ENTRIES PROVIDED
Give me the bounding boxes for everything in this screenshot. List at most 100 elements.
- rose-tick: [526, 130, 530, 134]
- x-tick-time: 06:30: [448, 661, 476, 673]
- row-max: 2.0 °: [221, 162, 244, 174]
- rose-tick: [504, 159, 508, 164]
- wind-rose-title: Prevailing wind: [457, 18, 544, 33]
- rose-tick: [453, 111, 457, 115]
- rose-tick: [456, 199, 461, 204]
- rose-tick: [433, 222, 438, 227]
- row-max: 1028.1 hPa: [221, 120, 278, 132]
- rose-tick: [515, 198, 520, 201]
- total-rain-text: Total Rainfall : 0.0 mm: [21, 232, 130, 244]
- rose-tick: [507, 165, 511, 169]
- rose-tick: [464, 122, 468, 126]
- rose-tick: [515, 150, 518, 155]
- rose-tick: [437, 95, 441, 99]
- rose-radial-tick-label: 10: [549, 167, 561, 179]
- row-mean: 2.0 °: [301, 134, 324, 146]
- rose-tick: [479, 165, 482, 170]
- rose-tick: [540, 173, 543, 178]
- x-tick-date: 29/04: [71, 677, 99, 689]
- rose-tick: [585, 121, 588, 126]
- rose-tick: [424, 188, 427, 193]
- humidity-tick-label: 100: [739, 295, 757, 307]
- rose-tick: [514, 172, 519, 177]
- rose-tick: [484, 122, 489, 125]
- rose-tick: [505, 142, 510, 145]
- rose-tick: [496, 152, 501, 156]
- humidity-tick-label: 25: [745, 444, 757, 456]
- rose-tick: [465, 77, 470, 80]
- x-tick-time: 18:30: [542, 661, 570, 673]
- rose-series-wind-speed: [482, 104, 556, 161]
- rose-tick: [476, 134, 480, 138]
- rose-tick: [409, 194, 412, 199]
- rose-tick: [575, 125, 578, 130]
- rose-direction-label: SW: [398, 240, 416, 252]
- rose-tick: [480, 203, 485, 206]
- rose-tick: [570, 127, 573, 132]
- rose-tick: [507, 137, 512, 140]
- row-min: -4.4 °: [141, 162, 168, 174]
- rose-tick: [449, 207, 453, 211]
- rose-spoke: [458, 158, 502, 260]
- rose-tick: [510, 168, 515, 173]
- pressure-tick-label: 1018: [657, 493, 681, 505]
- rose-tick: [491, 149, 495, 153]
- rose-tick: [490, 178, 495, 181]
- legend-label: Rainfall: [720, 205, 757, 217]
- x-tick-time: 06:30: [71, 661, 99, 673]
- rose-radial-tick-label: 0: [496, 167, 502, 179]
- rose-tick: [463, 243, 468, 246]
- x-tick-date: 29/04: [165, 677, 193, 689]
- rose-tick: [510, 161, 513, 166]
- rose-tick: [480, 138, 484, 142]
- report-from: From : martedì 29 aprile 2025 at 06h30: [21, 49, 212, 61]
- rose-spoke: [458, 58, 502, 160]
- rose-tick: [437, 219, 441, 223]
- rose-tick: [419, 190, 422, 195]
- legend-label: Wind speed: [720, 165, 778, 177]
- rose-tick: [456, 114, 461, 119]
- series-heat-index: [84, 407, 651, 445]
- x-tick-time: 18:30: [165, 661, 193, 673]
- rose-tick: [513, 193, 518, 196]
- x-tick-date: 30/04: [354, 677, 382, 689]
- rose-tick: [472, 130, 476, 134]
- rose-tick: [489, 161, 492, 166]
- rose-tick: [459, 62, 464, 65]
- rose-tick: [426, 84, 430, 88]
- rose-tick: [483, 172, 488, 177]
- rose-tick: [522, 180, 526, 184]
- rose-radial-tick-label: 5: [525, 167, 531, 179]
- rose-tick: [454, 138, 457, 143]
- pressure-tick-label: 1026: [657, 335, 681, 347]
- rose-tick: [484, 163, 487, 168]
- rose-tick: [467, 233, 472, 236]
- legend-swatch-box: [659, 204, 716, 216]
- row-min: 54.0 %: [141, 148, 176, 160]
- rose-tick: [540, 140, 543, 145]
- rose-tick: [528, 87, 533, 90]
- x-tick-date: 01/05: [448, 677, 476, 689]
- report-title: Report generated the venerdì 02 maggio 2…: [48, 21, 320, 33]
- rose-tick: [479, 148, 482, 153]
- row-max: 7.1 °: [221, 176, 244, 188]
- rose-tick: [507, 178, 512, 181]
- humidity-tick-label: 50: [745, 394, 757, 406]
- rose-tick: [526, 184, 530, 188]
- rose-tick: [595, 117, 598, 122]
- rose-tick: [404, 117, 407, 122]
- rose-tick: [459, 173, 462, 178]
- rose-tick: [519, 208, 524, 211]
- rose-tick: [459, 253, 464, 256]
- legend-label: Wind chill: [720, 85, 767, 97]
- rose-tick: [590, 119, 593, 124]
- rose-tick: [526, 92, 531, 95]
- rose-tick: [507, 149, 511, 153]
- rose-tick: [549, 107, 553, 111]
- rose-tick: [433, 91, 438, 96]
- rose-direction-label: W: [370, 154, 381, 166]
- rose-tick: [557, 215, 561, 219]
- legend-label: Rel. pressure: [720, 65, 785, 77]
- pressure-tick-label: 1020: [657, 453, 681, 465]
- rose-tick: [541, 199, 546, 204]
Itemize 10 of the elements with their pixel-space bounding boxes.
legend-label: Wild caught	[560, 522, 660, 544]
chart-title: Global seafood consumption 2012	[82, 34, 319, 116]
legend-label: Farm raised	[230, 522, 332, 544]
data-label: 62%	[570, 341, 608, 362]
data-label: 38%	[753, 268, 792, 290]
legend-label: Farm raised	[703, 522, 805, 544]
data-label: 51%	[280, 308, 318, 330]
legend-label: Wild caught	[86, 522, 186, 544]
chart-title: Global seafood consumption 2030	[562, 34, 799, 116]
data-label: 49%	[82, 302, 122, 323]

WHAT IS BEING ASKED
Recast every line above as a Markdown table with the columns Row and Line. Number the rows in order and leave out any blank lines.

ANSWER FOR THIS EXERCISE
| Row | Line |
|---|---|
| 1 | Give me the bounding boxes for everything in this screenshot. List at most 100 elements. |
| 2 | - rose-tick: [526, 130, 530, 134] |
| 3 | - x-tick-time: 06:30: [448, 661, 476, 673] |
| 4 | - row-max: 2.0 °: [221, 162, 244, 174] |
| 5 | - rose-tick: [504, 159, 508, 164] |
| 6 | - wind-rose-title: Prevailing wind: [457, 18, 544, 33] |
| 7 | - rose-tick: [453, 111, 457, 115] |
| 8 | - rose-tick: [456, 199, 461, 204] |
| 9 | - rose-tick: [433, 222, 438, 227] |
| 10 | - row-max: 1028.1 hPa: [221, 120, 278, 132] |
| 11 | - rose-tick: [515, 198, 520, 201] |
| 12 | - total-rain-text: Total Rainfall : 0.0 mm: [21, 232, 130, 244] |
| 13 | - rose-tick: [507, 165, 511, 169] |
| 14 | - rose-tick: [464, 122, 468, 126] |
| 15 | - rose-tick: [515, 150, 518, 155] |
| 16 | - rose-tick: [437, 95, 441, 99] |
| 17 | - rose-radial-tick-label: 10: [549, 167, 561, 179] |
| 18 | - row-mean: 2.0 °: [301, 134, 324, 146] |
| 19 | - rose-tick: [479, 165, 482, 170] |
| 20 | - rose-tick: [540, 173, 543, 178] |
| 21 | - x-tick-date: 29/04: [71, 677, 99, 689] |
| 22 | - rose-tick: [585, 121, 588, 126] |
| 23 | - rose-tick: [424, 188, 427, 193] |
| 24 | - humidity-tick-label: 100: [739, 295, 757, 307] |
| 25 | - rose-tick: [514, 172, 519, 177] |
| 26 | - rose-tick: [484, 122, 489, 125] |
| 27 | - rose-tick: [505, 142, 510, 145] |
| 28 | - rose-tick: [496, 152, 501, 156] |
| 29 | - humidity-tick-label: 25: [745, 444, 757, 456] |
| 30 | - rose-tick: [465, 77, 470, 80] |
| 31 | - x-tick-time: 18:30: [542, 661, 570, 673] |
| 32 | - rose-series-wind-speed: [482, 104, 556, 161] |
| 33 | - rose-tick: [476, 134, 480, 138] |
| 34 | - rose-tick: [409, 194, 412, 199] |
| 35 | - rose-tick: [575, 125, 578, 130] |
| 36 | - rose-direction-label: SW: [398, 240, 416, 252] |
| 37 | - rose-tick: [480, 203, 485, 206] |
| 38 | - rose-tick: [570, 127, 573, 132] |
| 39 | - rose-tick: [507, 137, 512, 140] |
| 40 | - row-min: -4.4 °: [141, 162, 168, 174] |
| 41 | - rose-tick: [449, 207, 453, 211] |
| 42 | - rose-spoke: [458, 158, 502, 260] |
| 43 | - rose-tick: [510, 168, 515, 173] |
| 44 | - pressure-tick-label: 1018: [657, 493, 681, 505] |
| 45 | - rose-tick: [491, 149, 495, 153] |
| 46 | - rose-tick: [490, 178, 495, 181] |
| 47 | - legend-label: Rainfall: [720, 205, 757, 217] |
| 48 | - x-tick-time: 06:30: [71, 661, 99, 673] |
| 49 | - rose-radial-tick-label: 0: [496, 167, 502, 179] |
| 50 | - rose-tick: [463, 243, 468, 246] |
| 51 | - x-tick-date: 29/04: [165, 677, 193, 689] |
| 52 | - rose-tick: [510, 161, 513, 166] |
| 53 | - rose-tick: [480, 138, 484, 142] |
| 54 | - report-from: From : martedì 29 aprile 2025 at 06h30: [21, 49, 212, 61] |
| 55 | - rose-spoke: [458, 58, 502, 160] |
| 56 | - rose-tick: [437, 219, 441, 223] |
| 57 | - rose-tick: [419, 190, 422, 195] |
| 58 | - legend-label: Wind speed: [720, 165, 778, 177] |
| 59 | - rose-tick: [456, 114, 461, 119] |
| 60 | - series-heat-index: [84, 407, 651, 445] |
| 61 | - x-tick-time: 18:30: [165, 661, 193, 673] |
| 62 | - rose-tick: [513, 193, 518, 196] |
| 63 | - x-tick-date: 30/04: [354, 677, 382, 689] |
| 64 | - rose-tick: [472, 130, 476, 134] |
| 65 | - rose-tick: [489, 161, 492, 166] |
| 66 | - rose-tick: [459, 62, 464, 65] |
| 67 | - rose-tick: [426, 84, 430, 88] |
| 68 | - rose-tick: [483, 172, 488, 177] |
| 69 | - rose-tick: [522, 180, 526, 184] |
| 70 | - rose-radial-tick-label: 5: [525, 167, 531, 179] |
| 71 | - rose-tick: [454, 138, 457, 143] |
| 72 | - pressure-tick-label: 1026: [657, 335, 681, 347] |
| 73 | - rose-tick: [484, 163, 487, 168] |
| 74 | - rose-tick: [467, 233, 472, 236] |
| 75 | - legend-swatch-box: [659, 204, 716, 216] |
| 76 | - row-min: 54.0 %: [141, 148, 176, 160] |
| 77 | - rose-tick: [540, 140, 543, 145] |
| 78 | - rose-tick: [528, 87, 533, 90] |
| 79 | - x-tick-date: 01/05: [448, 677, 476, 689] |
| 80 | - report-title: Report generated the venerdì 02 maggio 2…: [48, 21, 320, 33] |
| 81 | - rose-tick: [479, 148, 482, 153] |
| 82 | - row-max: 7.1 °: [221, 176, 244, 188] |
| 83 | - rose-tick: [507, 178, 512, 181] |
| 84 | - humidity-tick-label: 50: [745, 394, 757, 406] |
| 85 | - rose-tick: [526, 184, 530, 188] |
| 86 | - rose-tick: [595, 117, 598, 122] |
| 87 | - rose-tick: [404, 117, 407, 122] |
| 88 | - rose-tick: [459, 173, 462, 178] |
| 89 | - rose-tick: [519, 208, 524, 211] |
| 90 | - rose-tick: [459, 253, 464, 256] |
| 91 | - legend-label: Wind chill: [720, 85, 767, 97] |
| 92 | - rose-tick: [590, 119, 593, 124] |
| 93 | - rose-tick: [526, 92, 531, 95] |
| 94 | - rose-tick: [507, 149, 511, 153] |
| 95 | - rose-tick: [549, 107, 553, 111] |
| 96 | - rose-tick: [433, 91, 438, 96] |
| 97 | - rose-direction-label: W: [370, 154, 381, 166] |
| 98 | - rose-tick: [557, 215, 561, 219] |
| 99 | - legend-label: Rel. pressure: [720, 65, 785, 77] |
| 100 | - pressure-tick-label: 1020: [657, 453, 681, 465] |
| 101 | - rose-tick: [541, 199, 546, 204] |
| 102 | Itemize 10 of the elements with their pixel-space bounding boxes. |
| 103 | legend-label: Wild caught	[560, 522, 660, 544] |
| 104 | chart-title: Global seafood consumption 2012	[82, 34, 319, 116] |
| 105 | legend-label: Farm raised	[230, 522, 332, 544] |
| 106 | data-label: 62%	[570, 341, 608, 362] |
| 107 | data-label: 38%	[753, 268, 792, 290] |
| 108 | legend-label: Farm raised	[703, 522, 805, 544] |
| 109 | data-label: 51%	[280, 308, 318, 330] |
| 110 | legend-label: Wild caught	[86, 522, 186, 544] |
| 111 | chart-title: Global seafood consumption 2030	[562, 34, 799, 116] |
| 112 | data-label: 49%	[82, 302, 122, 323] |